## Start
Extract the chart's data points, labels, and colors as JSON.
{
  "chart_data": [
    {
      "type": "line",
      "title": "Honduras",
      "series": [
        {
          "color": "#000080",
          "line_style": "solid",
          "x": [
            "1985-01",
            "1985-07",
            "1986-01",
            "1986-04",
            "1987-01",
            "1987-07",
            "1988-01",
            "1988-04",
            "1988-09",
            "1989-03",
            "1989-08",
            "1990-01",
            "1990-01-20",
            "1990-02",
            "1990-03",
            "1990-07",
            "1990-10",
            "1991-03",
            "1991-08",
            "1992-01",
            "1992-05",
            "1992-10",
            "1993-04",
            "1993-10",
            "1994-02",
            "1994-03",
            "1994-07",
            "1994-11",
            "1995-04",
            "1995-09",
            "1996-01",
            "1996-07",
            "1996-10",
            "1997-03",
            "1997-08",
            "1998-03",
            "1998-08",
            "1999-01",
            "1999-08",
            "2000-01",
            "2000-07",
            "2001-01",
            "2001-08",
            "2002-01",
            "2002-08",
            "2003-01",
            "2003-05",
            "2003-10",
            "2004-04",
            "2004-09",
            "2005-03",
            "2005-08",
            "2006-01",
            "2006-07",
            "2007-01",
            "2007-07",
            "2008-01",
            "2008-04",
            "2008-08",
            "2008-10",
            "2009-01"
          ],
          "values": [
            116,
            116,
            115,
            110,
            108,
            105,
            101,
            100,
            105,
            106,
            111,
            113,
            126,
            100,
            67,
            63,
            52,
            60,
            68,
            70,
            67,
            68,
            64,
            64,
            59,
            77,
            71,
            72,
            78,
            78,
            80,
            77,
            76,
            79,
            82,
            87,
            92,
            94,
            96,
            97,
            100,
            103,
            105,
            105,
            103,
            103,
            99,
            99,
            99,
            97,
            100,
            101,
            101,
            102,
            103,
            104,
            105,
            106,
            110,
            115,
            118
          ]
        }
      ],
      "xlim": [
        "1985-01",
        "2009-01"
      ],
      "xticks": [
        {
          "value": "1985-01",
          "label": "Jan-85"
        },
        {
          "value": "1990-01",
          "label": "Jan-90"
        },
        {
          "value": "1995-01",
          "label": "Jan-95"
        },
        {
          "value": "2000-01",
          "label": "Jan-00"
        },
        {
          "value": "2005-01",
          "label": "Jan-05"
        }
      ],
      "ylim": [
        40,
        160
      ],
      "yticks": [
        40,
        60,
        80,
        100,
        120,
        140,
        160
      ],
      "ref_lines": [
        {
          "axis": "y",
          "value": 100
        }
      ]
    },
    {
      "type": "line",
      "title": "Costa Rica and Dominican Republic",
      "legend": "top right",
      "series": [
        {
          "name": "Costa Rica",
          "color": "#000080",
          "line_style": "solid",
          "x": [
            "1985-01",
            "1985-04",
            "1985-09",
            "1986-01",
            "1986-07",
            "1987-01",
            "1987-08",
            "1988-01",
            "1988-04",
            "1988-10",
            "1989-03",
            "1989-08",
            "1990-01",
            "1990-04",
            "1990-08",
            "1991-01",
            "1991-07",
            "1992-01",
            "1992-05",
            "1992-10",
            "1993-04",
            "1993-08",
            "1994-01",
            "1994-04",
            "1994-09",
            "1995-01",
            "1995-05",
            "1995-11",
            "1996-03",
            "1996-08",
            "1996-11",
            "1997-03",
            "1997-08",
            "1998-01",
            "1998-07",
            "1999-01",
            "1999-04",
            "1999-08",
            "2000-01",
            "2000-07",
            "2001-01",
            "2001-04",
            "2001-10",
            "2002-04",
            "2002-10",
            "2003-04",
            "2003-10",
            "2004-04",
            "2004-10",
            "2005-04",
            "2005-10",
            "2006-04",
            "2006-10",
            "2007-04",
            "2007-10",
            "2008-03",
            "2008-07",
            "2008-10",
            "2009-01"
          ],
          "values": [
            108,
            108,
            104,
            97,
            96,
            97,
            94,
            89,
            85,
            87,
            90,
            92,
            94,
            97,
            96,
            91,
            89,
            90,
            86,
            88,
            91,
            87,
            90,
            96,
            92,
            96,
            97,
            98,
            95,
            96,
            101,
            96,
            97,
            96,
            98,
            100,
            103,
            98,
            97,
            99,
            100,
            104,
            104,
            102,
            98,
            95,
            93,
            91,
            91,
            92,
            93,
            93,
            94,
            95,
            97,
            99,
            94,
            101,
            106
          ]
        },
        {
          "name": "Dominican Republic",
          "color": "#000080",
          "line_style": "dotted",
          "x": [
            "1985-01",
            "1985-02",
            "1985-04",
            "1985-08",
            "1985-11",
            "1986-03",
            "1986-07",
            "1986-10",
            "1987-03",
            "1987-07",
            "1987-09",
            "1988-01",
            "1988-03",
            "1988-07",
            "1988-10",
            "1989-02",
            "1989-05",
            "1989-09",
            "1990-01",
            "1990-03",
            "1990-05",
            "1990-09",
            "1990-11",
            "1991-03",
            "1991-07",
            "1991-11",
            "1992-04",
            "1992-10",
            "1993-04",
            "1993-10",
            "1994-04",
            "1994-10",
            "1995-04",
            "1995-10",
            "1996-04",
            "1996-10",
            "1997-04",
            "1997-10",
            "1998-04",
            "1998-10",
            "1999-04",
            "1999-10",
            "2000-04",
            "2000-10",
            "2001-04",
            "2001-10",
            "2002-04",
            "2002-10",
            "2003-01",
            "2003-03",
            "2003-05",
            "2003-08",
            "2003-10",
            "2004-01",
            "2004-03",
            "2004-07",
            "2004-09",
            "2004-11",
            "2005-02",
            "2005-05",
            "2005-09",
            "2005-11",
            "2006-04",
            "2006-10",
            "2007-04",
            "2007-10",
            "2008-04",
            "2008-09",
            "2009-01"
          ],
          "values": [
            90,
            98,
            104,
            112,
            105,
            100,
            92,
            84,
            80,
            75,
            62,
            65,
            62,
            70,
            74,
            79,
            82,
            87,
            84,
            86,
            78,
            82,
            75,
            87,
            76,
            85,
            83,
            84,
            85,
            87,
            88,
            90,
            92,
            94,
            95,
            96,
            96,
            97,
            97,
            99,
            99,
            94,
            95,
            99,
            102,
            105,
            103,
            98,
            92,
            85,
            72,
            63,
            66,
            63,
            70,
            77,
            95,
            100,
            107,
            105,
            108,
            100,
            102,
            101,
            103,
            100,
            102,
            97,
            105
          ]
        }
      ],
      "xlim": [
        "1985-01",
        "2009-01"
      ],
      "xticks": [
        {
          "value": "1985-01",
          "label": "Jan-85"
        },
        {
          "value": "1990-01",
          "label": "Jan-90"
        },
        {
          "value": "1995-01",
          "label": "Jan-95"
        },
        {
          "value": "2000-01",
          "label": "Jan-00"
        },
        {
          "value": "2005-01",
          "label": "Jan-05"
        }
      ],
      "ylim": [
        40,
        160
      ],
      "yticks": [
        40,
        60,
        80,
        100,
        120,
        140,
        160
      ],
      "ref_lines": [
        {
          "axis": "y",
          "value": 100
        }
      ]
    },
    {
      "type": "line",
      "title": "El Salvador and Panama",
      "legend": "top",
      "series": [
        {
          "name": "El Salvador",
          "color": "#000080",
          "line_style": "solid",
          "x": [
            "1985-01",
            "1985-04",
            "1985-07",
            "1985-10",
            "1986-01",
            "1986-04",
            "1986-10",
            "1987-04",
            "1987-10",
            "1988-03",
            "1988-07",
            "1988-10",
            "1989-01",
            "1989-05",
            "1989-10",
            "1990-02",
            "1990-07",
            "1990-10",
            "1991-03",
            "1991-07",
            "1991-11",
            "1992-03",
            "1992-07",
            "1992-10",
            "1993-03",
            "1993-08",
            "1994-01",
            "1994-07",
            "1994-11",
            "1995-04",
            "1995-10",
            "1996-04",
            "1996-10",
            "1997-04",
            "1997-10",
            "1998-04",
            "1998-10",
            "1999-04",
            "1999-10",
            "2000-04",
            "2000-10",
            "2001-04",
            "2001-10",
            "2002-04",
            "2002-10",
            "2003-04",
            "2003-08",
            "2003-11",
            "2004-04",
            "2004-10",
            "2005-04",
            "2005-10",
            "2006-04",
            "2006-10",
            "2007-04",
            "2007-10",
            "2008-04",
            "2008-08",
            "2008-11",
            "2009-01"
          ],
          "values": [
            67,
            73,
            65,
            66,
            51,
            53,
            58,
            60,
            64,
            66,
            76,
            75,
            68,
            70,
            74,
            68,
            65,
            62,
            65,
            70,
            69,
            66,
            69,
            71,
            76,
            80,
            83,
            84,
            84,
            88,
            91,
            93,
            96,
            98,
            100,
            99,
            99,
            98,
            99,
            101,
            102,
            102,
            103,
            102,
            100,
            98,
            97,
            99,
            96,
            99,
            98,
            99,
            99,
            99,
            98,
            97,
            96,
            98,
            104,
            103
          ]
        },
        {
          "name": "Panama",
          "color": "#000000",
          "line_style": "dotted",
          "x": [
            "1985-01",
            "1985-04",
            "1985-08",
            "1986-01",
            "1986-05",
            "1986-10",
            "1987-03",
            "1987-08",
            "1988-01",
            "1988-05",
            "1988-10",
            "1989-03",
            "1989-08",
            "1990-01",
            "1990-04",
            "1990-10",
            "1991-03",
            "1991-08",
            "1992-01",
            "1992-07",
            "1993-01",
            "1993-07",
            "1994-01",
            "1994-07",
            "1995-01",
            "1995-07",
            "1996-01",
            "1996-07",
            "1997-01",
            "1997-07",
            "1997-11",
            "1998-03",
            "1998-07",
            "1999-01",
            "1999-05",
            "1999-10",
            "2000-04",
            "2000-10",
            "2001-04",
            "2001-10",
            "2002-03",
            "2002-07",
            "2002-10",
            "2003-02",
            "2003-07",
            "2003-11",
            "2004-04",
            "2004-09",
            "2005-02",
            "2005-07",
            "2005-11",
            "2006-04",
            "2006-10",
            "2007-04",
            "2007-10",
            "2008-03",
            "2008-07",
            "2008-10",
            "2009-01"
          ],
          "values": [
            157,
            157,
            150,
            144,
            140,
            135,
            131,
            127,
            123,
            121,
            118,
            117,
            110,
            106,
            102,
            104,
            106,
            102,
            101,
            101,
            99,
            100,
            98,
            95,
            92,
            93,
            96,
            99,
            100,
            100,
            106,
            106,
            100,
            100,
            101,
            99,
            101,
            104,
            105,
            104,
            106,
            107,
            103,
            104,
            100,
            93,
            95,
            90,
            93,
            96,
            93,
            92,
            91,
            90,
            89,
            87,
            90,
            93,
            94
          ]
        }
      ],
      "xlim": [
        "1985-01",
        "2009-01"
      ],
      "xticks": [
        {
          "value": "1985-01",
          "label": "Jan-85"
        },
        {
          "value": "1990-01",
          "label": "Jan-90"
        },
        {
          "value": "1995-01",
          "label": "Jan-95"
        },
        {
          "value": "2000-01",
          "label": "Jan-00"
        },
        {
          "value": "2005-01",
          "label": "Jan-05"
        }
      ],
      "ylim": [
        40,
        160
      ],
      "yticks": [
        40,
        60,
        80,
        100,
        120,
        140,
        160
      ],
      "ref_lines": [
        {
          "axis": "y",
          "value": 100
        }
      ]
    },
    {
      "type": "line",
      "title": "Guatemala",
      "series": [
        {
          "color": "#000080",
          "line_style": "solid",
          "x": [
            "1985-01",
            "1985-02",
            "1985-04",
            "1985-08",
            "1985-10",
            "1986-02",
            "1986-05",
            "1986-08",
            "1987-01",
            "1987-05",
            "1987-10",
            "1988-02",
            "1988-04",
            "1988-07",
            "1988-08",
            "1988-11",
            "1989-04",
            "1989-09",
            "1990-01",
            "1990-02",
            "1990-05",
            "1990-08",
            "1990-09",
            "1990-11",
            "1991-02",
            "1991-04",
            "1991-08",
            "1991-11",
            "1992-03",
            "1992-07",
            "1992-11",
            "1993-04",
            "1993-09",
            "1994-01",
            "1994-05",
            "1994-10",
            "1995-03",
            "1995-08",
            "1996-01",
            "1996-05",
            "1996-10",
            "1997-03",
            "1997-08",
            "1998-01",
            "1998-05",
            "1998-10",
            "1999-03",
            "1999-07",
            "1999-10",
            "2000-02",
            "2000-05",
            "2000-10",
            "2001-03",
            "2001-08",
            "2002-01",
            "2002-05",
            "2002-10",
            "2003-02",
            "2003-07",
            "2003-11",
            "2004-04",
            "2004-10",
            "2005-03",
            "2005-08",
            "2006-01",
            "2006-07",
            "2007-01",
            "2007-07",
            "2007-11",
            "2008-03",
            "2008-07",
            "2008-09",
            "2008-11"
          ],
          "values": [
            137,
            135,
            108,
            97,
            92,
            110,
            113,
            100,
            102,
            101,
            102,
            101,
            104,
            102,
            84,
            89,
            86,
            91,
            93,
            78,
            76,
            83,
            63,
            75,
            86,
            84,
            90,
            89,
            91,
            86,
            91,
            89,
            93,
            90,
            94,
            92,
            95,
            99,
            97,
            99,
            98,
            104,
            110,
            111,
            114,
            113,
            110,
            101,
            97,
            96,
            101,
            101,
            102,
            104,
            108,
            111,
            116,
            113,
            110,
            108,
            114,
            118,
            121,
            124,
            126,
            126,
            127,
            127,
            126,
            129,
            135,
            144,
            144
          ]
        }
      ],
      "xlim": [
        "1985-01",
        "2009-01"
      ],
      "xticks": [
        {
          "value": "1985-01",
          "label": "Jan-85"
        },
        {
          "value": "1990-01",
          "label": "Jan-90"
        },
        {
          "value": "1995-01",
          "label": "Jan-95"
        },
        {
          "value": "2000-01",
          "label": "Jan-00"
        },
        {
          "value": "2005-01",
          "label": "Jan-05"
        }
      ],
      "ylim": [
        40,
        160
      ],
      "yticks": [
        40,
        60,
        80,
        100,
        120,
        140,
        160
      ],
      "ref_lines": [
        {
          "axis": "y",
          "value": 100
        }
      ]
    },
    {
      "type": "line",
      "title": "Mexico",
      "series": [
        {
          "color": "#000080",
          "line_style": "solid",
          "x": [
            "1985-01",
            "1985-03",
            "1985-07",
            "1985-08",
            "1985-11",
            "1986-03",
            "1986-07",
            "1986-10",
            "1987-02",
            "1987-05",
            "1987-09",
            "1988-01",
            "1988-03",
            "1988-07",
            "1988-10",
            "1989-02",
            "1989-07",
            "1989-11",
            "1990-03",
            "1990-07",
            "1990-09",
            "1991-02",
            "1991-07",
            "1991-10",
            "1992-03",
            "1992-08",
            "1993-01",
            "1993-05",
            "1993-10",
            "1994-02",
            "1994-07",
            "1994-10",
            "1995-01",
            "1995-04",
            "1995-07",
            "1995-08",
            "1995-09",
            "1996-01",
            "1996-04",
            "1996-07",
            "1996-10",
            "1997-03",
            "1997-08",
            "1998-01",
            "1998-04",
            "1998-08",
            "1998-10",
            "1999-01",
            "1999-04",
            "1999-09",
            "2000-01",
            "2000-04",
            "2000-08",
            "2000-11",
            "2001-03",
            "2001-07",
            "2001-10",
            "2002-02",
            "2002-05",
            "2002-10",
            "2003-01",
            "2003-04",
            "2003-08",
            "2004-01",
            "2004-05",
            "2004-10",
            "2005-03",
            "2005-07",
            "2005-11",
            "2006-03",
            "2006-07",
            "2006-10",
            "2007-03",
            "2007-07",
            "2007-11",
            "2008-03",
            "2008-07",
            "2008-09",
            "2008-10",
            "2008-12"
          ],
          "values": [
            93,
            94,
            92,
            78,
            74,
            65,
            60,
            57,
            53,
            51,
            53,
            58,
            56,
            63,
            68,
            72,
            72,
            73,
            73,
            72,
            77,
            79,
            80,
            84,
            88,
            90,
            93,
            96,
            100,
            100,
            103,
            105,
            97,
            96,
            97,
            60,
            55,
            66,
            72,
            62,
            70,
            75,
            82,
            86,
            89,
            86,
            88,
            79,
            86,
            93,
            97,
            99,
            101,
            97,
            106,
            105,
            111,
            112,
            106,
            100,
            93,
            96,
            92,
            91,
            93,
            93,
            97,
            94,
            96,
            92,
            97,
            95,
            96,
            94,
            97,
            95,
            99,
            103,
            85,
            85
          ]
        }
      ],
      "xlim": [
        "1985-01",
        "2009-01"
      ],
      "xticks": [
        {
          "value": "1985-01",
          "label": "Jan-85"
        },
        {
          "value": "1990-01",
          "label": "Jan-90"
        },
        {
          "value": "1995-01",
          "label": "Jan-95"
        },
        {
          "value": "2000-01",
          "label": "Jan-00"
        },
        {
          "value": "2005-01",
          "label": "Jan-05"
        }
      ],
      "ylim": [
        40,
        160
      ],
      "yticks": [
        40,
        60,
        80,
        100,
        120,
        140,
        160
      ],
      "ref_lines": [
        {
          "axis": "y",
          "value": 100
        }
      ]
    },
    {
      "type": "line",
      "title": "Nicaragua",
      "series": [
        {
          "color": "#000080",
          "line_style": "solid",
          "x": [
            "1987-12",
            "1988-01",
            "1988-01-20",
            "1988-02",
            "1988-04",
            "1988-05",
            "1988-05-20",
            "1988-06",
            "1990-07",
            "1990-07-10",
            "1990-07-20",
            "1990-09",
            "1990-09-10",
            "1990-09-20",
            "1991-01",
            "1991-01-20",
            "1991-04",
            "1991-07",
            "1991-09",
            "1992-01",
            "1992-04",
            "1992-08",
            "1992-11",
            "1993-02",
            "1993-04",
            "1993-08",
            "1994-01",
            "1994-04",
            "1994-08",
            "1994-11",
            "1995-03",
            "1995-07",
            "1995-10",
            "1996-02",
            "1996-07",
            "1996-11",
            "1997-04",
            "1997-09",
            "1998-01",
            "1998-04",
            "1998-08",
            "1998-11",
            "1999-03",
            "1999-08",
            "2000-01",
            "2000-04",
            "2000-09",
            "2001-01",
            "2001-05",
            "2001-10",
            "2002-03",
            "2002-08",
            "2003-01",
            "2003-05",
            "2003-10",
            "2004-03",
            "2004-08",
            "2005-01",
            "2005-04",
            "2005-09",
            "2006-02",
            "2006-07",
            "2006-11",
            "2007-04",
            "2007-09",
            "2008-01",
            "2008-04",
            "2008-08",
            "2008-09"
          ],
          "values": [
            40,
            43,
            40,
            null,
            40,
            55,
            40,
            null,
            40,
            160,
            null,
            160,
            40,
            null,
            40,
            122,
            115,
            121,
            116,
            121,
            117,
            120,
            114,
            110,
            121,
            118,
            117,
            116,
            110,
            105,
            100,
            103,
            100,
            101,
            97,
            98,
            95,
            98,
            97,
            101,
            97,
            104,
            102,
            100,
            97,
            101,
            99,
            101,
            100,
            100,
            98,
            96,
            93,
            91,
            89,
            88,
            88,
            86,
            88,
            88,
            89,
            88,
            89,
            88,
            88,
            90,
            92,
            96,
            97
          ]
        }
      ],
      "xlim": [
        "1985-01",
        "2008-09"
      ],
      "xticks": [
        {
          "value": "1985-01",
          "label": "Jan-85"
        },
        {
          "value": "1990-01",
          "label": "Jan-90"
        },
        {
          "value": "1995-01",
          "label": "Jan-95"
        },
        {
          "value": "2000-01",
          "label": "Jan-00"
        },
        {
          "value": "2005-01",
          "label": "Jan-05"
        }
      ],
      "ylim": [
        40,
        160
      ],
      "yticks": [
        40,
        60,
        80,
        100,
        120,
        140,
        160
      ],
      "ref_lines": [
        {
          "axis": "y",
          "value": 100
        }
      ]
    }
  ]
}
## End
● TASK STATEMENT: Of the lines in the listing, how many hold the word "Republic"? Nothing but the number is needed.

● OUTPUT OF THE TASK: 2